Data entries »
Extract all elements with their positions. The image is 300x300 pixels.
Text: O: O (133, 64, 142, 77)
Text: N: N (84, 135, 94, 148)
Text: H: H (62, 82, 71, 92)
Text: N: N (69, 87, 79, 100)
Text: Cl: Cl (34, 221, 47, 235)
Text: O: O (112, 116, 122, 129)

* * *

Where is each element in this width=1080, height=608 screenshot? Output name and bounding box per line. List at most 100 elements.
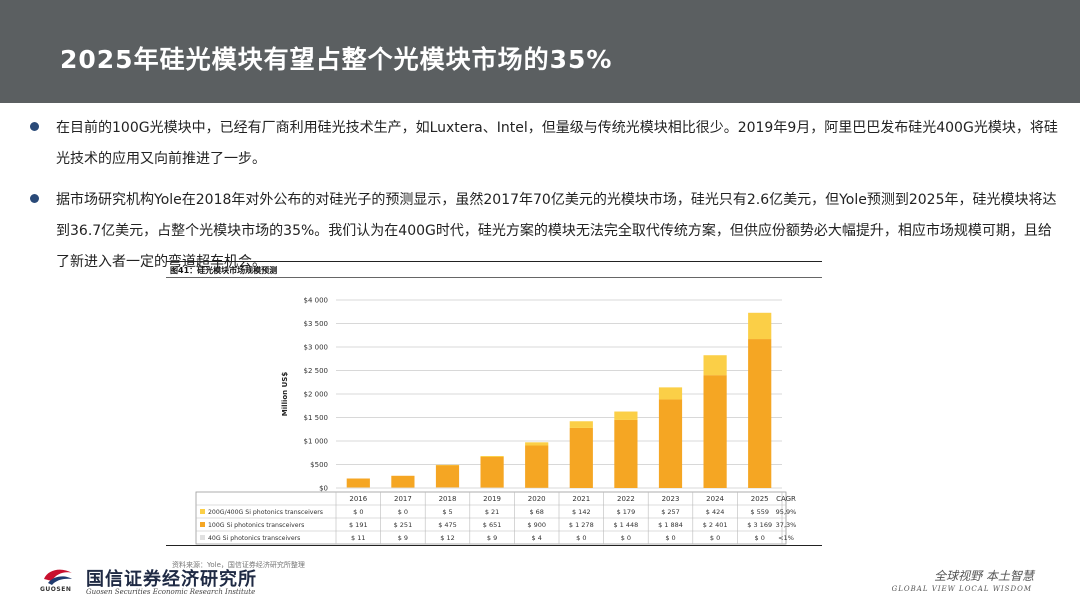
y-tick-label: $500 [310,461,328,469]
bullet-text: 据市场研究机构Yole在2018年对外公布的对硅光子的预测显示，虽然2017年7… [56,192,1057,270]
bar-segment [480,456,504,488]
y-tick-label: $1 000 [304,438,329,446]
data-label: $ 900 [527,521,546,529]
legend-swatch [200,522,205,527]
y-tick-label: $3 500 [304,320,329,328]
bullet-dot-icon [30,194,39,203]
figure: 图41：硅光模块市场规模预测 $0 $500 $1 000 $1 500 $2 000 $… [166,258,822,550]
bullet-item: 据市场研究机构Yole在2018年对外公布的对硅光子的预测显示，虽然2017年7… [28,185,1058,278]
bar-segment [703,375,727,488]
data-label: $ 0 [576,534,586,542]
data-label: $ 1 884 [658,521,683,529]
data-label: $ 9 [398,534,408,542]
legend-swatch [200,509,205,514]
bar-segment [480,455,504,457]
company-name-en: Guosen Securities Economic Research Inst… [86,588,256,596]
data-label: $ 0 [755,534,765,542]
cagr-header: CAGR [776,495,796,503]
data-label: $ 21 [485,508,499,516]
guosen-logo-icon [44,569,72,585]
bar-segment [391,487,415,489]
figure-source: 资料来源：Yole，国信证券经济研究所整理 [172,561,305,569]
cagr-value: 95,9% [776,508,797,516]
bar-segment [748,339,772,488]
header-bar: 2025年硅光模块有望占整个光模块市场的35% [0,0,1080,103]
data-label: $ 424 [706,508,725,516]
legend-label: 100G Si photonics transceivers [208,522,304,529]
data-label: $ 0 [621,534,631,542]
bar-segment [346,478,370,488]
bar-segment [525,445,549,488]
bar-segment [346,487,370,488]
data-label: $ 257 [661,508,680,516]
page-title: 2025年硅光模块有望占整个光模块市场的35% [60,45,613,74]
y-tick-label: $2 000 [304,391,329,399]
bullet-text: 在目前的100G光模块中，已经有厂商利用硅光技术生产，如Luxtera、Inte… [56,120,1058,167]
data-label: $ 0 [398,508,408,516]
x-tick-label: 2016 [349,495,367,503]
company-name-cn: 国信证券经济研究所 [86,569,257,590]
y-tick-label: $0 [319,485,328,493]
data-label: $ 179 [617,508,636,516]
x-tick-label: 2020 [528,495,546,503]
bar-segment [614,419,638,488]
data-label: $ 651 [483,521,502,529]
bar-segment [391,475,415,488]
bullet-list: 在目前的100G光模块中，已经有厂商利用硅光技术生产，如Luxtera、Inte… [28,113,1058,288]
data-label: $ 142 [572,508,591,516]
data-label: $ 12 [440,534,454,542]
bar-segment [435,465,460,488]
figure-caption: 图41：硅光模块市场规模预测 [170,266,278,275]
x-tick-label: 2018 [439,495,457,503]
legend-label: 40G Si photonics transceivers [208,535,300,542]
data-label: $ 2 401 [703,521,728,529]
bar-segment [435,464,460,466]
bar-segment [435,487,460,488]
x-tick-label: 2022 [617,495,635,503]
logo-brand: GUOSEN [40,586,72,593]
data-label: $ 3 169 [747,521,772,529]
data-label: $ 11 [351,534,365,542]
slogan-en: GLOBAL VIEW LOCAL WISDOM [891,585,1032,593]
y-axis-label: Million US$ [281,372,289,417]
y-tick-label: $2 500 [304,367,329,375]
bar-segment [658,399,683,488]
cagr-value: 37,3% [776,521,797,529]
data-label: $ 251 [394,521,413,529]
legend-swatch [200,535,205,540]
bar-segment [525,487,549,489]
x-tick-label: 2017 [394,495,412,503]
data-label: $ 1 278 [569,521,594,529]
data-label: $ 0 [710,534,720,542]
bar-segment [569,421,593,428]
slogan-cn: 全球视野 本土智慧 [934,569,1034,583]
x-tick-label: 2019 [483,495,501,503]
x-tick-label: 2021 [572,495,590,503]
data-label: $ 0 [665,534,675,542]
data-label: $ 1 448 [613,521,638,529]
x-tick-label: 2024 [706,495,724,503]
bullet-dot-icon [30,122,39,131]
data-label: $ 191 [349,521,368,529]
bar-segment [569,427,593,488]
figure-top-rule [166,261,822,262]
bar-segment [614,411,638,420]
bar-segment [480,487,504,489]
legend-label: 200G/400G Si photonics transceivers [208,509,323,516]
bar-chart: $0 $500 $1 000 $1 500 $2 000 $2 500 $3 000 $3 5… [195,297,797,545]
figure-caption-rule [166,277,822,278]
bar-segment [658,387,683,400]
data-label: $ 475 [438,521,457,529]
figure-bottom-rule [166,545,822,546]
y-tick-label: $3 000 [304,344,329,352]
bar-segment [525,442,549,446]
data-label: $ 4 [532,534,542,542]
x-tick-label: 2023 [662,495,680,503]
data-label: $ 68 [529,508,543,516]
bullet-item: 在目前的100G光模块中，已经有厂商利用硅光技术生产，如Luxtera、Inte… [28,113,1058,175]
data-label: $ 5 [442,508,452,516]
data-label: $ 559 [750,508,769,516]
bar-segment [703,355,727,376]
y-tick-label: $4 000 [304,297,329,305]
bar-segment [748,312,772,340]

Your task » Return the lines from the one containing "Extract all elements" through the one containing "Text: O: O (112, 116, 122, 129)", copied verbatim.

Task result »
Extract all elements with their positions. The image is 300x300 pixels.
Text: O: O (133, 64, 142, 77)
Text: N: N (84, 135, 94, 148)
Text: H: H (62, 82, 71, 92)
Text: N: N (69, 87, 79, 100)
Text: Cl: Cl (34, 221, 47, 235)
Text: O: O (112, 116, 122, 129)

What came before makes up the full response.